## Stated exercise
Go through the entries below and collect each line with the string "contact" in it.

····················

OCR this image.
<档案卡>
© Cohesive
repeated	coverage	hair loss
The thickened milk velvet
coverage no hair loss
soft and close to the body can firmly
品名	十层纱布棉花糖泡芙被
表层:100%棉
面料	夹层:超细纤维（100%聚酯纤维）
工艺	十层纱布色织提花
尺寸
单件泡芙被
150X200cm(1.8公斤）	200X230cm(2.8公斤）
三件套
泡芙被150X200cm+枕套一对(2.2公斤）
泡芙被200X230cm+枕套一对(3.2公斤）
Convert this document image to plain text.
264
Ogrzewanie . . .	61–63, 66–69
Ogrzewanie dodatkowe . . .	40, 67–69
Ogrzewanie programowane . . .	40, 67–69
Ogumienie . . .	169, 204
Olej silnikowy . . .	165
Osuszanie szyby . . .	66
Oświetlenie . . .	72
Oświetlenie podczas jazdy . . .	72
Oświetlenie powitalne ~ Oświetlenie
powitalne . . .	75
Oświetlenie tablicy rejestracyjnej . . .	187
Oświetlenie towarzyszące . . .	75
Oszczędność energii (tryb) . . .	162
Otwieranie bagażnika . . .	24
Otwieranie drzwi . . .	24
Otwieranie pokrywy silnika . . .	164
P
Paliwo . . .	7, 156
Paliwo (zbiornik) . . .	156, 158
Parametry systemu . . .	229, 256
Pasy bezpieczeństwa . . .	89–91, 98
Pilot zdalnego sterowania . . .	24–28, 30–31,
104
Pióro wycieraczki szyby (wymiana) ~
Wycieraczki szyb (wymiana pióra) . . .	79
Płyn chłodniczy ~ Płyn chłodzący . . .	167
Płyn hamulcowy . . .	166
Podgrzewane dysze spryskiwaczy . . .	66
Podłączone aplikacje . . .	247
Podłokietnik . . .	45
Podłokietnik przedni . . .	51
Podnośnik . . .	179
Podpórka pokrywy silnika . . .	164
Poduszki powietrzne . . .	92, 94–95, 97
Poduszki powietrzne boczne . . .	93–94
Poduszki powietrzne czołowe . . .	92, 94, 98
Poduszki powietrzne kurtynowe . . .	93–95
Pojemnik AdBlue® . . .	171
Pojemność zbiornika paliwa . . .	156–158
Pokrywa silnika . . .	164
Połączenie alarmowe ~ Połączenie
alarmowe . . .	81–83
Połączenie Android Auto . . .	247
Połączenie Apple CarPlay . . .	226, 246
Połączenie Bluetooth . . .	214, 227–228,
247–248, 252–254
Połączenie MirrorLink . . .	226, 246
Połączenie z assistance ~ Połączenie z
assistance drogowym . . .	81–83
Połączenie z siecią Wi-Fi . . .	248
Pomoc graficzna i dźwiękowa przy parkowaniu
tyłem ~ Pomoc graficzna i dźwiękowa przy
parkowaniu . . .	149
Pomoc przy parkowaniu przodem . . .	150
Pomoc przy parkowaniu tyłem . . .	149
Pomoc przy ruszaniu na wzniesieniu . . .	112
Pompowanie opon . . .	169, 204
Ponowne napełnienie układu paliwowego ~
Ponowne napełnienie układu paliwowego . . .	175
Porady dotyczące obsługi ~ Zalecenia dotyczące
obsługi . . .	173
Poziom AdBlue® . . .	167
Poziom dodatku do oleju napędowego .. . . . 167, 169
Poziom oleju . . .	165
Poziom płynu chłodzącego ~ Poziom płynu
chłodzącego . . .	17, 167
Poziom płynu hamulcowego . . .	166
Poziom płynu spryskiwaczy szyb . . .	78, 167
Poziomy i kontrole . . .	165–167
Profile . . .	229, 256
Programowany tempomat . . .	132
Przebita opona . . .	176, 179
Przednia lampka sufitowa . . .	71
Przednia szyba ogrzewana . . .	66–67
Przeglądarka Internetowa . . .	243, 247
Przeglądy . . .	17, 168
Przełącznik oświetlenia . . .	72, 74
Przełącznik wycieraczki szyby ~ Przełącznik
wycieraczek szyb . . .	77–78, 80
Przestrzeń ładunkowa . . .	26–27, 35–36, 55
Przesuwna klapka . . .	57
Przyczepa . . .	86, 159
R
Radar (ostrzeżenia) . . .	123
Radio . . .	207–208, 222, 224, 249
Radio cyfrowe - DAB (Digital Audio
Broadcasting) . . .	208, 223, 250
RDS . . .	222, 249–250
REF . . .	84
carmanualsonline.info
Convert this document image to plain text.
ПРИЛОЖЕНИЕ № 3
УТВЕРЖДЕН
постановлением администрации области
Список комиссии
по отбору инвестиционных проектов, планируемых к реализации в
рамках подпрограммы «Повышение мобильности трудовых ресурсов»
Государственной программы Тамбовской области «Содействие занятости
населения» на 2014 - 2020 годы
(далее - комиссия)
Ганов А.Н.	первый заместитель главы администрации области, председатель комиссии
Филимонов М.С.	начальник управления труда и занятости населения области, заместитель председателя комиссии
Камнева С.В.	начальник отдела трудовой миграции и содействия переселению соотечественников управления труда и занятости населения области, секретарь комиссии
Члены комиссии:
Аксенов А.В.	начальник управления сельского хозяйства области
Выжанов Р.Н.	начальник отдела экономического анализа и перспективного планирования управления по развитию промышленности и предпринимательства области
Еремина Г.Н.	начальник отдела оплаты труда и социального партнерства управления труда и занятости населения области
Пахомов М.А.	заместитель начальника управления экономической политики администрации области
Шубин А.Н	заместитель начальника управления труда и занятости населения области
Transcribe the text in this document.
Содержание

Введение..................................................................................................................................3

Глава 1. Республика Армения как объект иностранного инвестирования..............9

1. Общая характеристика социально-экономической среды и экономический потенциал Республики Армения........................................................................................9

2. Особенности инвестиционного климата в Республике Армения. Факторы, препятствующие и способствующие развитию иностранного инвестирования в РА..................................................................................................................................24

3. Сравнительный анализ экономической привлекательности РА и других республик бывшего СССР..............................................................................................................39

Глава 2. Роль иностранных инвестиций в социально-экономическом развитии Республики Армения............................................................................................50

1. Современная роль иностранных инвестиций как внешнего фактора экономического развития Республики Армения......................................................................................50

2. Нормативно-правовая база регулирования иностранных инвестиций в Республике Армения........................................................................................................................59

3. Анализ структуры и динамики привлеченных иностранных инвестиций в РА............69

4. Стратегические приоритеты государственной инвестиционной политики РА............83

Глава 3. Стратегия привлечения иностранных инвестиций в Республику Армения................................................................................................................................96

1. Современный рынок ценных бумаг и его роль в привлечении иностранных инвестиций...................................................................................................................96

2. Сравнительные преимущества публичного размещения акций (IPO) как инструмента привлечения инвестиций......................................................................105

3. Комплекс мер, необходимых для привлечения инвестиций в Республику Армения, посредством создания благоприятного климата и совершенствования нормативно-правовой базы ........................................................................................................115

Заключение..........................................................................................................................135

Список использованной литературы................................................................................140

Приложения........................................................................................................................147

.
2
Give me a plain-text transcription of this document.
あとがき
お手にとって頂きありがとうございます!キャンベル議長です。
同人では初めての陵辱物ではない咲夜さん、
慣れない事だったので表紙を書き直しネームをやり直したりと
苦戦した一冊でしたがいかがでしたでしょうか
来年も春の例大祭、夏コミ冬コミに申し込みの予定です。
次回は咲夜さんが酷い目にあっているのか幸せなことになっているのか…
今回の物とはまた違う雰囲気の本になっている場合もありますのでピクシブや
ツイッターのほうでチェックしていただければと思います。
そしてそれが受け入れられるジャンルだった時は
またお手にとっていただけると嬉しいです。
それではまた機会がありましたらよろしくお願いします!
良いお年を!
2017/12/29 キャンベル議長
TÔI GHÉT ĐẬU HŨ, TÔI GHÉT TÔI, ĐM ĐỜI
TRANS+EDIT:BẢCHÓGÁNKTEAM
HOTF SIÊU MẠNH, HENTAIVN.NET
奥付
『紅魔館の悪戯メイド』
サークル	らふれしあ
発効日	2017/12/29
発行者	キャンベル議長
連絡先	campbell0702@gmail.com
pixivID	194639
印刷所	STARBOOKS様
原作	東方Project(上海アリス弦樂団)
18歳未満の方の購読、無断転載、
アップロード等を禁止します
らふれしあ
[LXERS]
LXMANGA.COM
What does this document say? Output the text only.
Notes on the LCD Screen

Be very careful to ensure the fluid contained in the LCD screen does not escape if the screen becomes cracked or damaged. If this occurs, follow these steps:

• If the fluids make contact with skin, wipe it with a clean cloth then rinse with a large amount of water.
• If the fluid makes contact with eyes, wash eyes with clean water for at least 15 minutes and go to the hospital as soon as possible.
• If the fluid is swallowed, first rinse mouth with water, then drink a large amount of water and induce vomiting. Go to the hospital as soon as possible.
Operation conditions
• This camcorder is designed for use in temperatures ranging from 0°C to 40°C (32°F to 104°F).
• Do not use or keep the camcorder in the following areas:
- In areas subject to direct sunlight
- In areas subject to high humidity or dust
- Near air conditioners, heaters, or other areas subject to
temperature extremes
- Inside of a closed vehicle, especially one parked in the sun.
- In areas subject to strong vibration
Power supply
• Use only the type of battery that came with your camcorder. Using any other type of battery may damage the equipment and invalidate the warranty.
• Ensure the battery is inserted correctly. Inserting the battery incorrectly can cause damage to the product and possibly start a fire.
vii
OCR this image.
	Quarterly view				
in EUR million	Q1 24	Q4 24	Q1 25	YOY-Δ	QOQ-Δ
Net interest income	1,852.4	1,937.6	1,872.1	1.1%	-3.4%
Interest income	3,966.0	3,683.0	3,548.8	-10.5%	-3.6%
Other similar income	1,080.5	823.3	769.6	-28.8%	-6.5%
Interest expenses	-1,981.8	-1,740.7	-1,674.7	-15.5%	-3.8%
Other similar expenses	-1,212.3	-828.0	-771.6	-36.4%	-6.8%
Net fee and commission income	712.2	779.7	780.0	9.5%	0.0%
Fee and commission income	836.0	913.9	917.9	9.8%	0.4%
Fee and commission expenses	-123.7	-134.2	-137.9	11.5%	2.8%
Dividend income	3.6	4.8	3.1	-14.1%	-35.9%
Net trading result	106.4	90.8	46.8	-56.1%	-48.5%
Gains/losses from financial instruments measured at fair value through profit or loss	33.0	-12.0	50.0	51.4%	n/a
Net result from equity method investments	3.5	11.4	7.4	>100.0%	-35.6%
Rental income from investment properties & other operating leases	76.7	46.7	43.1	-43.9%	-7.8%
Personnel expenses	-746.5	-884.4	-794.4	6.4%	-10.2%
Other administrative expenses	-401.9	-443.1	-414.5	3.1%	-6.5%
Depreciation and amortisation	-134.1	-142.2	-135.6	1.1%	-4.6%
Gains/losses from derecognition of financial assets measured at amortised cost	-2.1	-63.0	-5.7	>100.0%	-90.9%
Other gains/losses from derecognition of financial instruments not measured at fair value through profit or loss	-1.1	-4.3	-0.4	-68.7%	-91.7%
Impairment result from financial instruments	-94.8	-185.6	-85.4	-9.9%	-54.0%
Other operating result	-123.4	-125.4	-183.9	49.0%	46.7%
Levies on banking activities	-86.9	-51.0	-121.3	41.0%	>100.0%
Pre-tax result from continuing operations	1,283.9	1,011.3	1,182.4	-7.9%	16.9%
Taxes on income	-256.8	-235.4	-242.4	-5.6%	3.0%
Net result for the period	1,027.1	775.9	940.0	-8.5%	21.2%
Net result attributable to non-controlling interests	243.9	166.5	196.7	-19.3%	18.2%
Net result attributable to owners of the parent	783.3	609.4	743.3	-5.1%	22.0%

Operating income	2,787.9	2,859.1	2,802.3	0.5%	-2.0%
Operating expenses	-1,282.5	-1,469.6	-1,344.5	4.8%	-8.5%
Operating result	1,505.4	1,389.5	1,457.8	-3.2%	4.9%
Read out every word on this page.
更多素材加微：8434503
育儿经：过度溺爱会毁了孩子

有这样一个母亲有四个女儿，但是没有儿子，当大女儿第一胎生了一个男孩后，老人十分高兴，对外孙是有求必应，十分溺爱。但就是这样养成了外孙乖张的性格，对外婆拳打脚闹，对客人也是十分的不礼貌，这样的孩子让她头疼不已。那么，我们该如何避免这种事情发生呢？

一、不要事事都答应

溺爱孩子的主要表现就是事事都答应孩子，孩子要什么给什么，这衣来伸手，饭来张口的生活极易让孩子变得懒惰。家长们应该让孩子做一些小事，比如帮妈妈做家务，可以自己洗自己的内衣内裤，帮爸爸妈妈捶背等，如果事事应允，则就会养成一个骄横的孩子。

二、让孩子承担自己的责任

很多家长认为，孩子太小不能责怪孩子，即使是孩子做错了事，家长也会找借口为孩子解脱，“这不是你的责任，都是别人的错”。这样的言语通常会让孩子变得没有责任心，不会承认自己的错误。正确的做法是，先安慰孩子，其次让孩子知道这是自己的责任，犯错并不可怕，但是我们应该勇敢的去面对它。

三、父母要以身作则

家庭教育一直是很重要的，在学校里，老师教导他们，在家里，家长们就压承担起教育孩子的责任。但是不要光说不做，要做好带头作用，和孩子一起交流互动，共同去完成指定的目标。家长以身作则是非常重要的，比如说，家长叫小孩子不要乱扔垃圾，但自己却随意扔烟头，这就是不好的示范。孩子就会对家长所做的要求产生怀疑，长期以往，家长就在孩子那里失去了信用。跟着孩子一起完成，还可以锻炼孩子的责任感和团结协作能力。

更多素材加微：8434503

····················

## Written answer
• If the fluids make contact with skin, wipe it with a clean cloth then rinse with a large amount of water.
• If the fluid makes contact with eyes, wash eyes with clean water for at least 15 minutes and go to the hospital as soon as possible.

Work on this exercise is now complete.